- _Instructions for the task_
The entries below should be quoted exactly, with no pictures carried over.

- _Input_
========
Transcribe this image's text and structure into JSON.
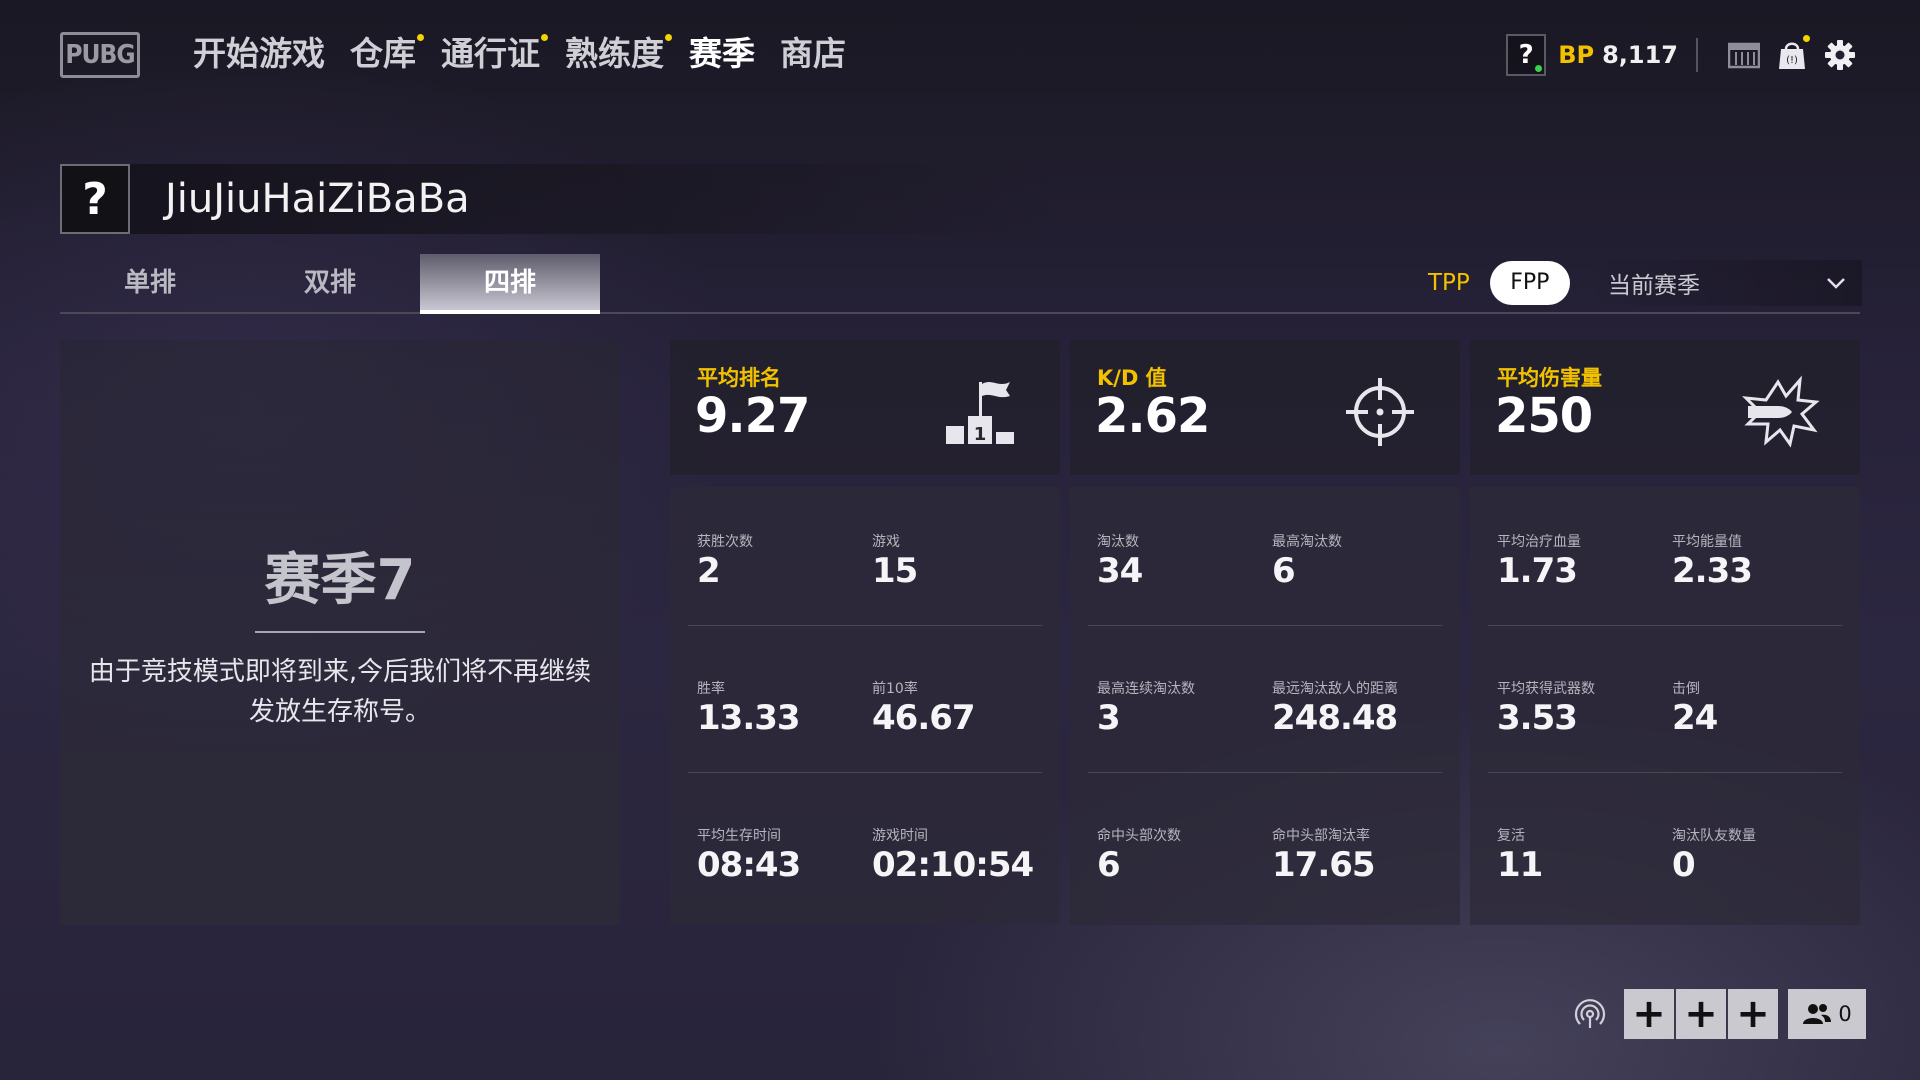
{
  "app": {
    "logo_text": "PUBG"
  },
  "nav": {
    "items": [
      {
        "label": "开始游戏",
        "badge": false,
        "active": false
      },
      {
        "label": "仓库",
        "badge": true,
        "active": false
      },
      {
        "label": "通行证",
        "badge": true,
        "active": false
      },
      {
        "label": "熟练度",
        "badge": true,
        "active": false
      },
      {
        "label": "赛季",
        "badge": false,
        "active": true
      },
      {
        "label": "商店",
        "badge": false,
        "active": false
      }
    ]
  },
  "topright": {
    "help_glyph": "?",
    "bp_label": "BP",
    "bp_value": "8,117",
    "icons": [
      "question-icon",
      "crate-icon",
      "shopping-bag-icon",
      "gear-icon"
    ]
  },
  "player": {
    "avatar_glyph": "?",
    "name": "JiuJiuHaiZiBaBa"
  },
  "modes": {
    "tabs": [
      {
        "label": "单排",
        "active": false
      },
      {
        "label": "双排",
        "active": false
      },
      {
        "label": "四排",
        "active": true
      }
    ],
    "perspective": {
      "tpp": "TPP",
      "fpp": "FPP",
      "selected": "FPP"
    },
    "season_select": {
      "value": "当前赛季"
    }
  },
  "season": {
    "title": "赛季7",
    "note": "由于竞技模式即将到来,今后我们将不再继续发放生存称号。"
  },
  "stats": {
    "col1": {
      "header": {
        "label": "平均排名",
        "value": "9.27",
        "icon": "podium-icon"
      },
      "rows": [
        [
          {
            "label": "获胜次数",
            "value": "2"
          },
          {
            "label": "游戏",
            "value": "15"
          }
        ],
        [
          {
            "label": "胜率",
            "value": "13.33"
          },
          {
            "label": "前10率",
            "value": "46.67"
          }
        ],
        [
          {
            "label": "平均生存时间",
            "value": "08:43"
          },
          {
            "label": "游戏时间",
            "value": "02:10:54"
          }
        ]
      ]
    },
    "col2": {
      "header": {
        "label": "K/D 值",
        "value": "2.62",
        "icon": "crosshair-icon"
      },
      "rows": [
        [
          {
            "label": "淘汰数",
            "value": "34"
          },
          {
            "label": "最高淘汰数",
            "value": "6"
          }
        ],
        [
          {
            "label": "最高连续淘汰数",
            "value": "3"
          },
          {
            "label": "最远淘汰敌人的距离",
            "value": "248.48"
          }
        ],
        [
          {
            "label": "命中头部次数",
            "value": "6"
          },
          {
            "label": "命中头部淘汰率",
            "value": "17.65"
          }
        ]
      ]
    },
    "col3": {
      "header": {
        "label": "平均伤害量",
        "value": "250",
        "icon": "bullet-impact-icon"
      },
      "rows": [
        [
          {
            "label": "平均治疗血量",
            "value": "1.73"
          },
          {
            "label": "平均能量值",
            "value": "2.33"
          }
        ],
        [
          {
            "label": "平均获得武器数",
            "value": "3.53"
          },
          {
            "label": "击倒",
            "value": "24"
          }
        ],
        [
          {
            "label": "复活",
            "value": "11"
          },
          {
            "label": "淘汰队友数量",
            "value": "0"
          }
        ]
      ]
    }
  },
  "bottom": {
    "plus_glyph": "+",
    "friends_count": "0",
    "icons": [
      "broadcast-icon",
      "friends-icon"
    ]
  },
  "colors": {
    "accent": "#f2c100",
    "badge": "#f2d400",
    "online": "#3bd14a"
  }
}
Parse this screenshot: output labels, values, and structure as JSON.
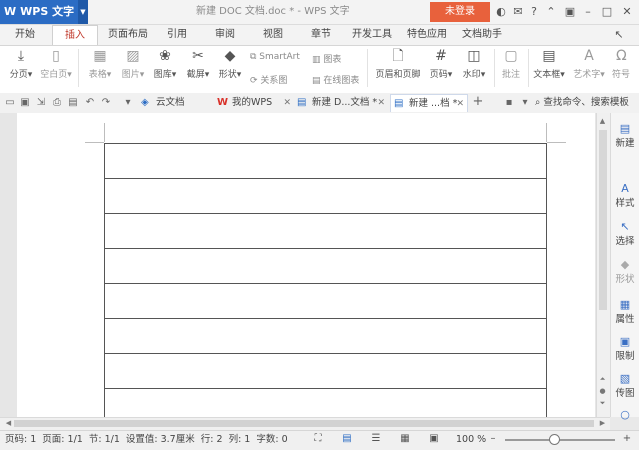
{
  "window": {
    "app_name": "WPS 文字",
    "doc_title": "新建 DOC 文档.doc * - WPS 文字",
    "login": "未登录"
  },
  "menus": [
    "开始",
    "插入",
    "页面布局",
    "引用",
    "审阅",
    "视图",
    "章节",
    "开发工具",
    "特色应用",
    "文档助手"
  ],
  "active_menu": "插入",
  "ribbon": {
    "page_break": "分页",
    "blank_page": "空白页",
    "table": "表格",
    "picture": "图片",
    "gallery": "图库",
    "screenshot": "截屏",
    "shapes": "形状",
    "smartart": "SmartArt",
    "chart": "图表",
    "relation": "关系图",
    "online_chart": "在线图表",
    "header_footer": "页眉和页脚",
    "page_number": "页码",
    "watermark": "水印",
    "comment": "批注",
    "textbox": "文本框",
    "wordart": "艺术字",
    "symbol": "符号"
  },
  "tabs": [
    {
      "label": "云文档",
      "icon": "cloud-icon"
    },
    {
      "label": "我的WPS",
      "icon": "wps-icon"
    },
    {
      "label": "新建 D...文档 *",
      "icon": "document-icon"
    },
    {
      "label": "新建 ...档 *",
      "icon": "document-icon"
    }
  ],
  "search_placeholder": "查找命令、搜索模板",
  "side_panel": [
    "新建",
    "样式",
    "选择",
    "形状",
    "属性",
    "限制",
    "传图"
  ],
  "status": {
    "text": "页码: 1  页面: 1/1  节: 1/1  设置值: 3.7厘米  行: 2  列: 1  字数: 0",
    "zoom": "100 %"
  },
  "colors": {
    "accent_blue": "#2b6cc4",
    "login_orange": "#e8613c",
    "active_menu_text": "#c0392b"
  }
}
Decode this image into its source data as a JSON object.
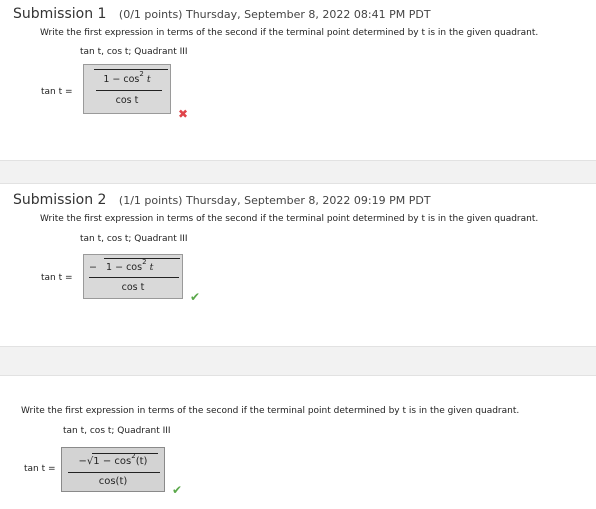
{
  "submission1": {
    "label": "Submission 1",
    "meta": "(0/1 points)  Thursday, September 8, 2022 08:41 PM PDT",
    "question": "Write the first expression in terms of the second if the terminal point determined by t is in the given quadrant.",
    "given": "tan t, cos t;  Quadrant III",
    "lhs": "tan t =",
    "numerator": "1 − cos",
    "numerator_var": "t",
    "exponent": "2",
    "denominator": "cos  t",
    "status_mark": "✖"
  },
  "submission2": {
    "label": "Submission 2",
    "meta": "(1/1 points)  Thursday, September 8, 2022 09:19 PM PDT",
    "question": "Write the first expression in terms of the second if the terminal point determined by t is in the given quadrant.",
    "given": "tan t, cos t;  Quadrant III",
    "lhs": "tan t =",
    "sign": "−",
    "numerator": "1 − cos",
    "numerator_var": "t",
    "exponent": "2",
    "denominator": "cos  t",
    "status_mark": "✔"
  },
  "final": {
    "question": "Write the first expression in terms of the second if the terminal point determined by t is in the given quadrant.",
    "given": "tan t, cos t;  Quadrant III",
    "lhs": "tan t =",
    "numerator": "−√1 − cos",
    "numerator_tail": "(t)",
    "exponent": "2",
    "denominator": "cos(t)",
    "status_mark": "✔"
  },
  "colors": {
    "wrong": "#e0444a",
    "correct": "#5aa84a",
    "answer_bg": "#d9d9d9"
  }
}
========
- _Full solution_
Transcribe this image's text and structure into JSON.
{
  "app": {
    "logo_text": "PUBG"
  },
  "nav": {
    "items": [
      {
        "label": "开始游戏",
        "badge": false,
        "active": false
      },
      {
        "label": "仓库",
        "badge": true,
        "active": false
      },
      {
        "label": "通行证",
        "badge": true,
        "active": false
      },
      {
        "label": "熟练度",
        "badge": true,
        "active": false
      },
      {
        "label": "赛季",
        "badge": false,
        "active": true
      },
      {
        "label": "商店",
        "badge": false,
        "active": false
      }
    ]
  },
  "topright": {
    "help_glyph": "?",
    "bp_label": "BP",
    "bp_value": "8,117",
    "icons": [
      "question-icon",
      "crate-icon",
      "shopping-bag-icon",
      "gear-icon"
    ]
  },
  "player": {
    "avatar_glyph": "?",
    "name": "JiuJiuHaiZiBaBa"
  },
  "modes": {
    "tabs": [
      {
        "label": "单排",
        "active": false
      },
      {
        "label": "双排",
        "active": false
      },
      {
        "label": "四排",
        "active": true
      }
    ],
    "perspective": {
      "tpp": "TPP",
      "fpp": "FPP",
      "selected": "FPP"
    },
    "season_select": {
      "value": "当前赛季"
    }
  },
  "season": {
    "title": "赛季7",
    "note": "由于竞技模式即将到来,今后我们将不再继续发放生存称号。"
  },
  "stats": {
    "col1": {
      "header": {
        "label": "平均排名",
        "value": "9.27",
        "icon": "podium-icon"
      },
      "rows": [
        [
          {
            "label": "获胜次数",
            "value": "2"
          },
          {
            "label": "游戏",
            "value": "15"
          }
        ],
        [
          {
            "label": "胜率",
            "value": "13.33"
          },
          {
            "label": "前10率",
            "value": "46.67"
          }
        ],
        [
          {
            "label": "平均生存时间",
            "value": "08:43"
          },
          {
            "label": "游戏时间",
            "value": "02:10:54"
          }
        ]
      ]
    },
    "col2": {
      "header": {
        "label": "K/D 值",
        "value": "2.62",
        "icon": "crosshair-icon"
      },
      "rows": [
        [
          {
            "label": "淘汰数",
            "value": "34"
          },
          {
            "label": "最高淘汰数",
            "value": "6"
          }
        ],
        [
          {
            "label": "最高连续淘汰数",
            "value": "3"
          },
          {
            "label": "最远淘汰敌人的距离",
            "value": "248.48"
          }
        ],
        [
          {
            "label": "命中头部次数",
            "value": "6"
          },
          {
            "label": "命中头部淘汰率",
            "value": "17.65"
          }
        ]
      ]
    },
    "col3": {
      "header": {
        "label": "平均伤害量",
        "value": "250",
        "icon": "bullet-impact-icon"
      },
      "rows": [
        [
          {
            "label": "平均治疗血量",
            "value": "1.73"
          },
          {
            "label": "平均能量值",
            "value": "2.33"
          }
        ],
        [
          {
            "label": "平均获得武器数",
            "value": "3.53"
          },
          {
            "label": "击倒",
            "value": "24"
          }
        ],
        [
          {
            "label": "复活",
            "value": "11"
          },
          {
            "label": "淘汰队友数量",
            "value": "0"
          }
        ]
      ]
    }
  },
  "bottom": {
    "plus_glyph": "+",
    "friends_count": "0",
    "icons": [
      "broadcast-icon",
      "friends-icon"
    ]
  },
  "colors": {
    "accent": "#f2c100",
    "badge": "#f2d400",
    "online": "#3bd14a"
  }
}
Parse this screenshot: output labels, values, and structure as JSON.
{
  "window": {
    "app_name": "WPS 文字",
    "doc_title": "新建 DOC 文档.doc * - WPS 文字",
    "login": "未登录"
  },
  "menus": [
    "开始",
    "插入",
    "页面布局",
    "引用",
    "审阅",
    "视图",
    "章节",
    "开发工具",
    "特色应用",
    "文档助手"
  ],
  "active_menu": "插入",
  "ribbon": {
    "page_break": "分页",
    "blank_page": "空白页",
    "table": "表格",
    "picture": "图片",
    "gallery": "图库",
    "screenshot": "截屏",
    "shapes": "形状",
    "smartart": "SmartArt",
    "chart": "图表",
    "relation": "关系图",
    "online_chart": "在线图表",
    "header_footer": "页眉和页脚",
    "page_number": "页码",
    "watermark": "水印",
    "comment": "批注",
    "textbox": "文本框",
    "wordart": "艺术字",
    "symbol": "符号"
  },
  "tabs": [
    {
      "label": "云文档",
      "icon": "cloud-icon"
    },
    {
      "label": "我的WPS",
      "icon": "wps-icon"
    },
    {
      "label": "新建 D...文档 *",
      "icon": "document-icon"
    },
    {
      "label": "新建 ...档 *",
      "icon": "document-icon"
    }
  ],
  "search_placeholder": "查找命令、搜索模板",
  "side_panel": [
    "新建",
    "样式",
    "选择",
    "形状",
    "属性",
    "限制",
    "传图"
  ],
  "status": {
    "text": "页码: 1  页面: 1/1  节: 1/1  设置值: 3.7厘米  行: 2  列: 1  字数: 0",
    "zoom": "100 %"
  },
  "colors": {
    "accent_blue": "#2b6cc4",
    "login_orange": "#e8613c",
    "active_menu_text": "#c0392b"
  }
}
Decode this image into its source data as a JSON object.
{
  "submission1": {
    "label": "Submission 1",
    "meta": "(0/1 points)  Thursday, September 8, 2022 08:41 PM PDT",
    "question": "Write the first expression in terms of the second if the terminal point determined by t is in the given quadrant.",
    "given": "tan t, cos t;  Quadrant III",
    "lhs": "tan t =",
    "numerator": "1 − cos",
    "numerator_var": "t",
    "exponent": "2",
    "denominator": "cos  t",
    "status_mark": "✖"
  },
  "submission2": {
    "label": "Submission 2",
    "meta": "(1/1 points)  Thursday, September 8, 2022 09:19 PM PDT",
    "question": "Write the first expression in terms of the second if the terminal point determined by t is in the given quadrant.",
    "given": "tan t, cos t;  Quadrant III",
    "lhs": "tan t =",
    "sign": "−",
    "numerator": "1 − cos",
    "numerator_var": "t",
    "exponent": "2",
    "denominator": "cos  t",
    "status_mark": "✔"
  },
  "final": {
    "question": "Write the first expression in terms of the second if the terminal point determined by t is in the given quadrant.",
    "given": "tan t, cos t;  Quadrant III",
    "lhs": "tan t =",
    "numerator": "−√1 − cos",
    "numerator_tail": "(t)",
    "exponent": "2",
    "denominator": "cos(t)",
    "status_mark": "✔"
  },
  "colors": {
    "wrong": "#e0444a",
    "correct": "#5aa84a",
    "answer_bg": "#d9d9d9"
  }
}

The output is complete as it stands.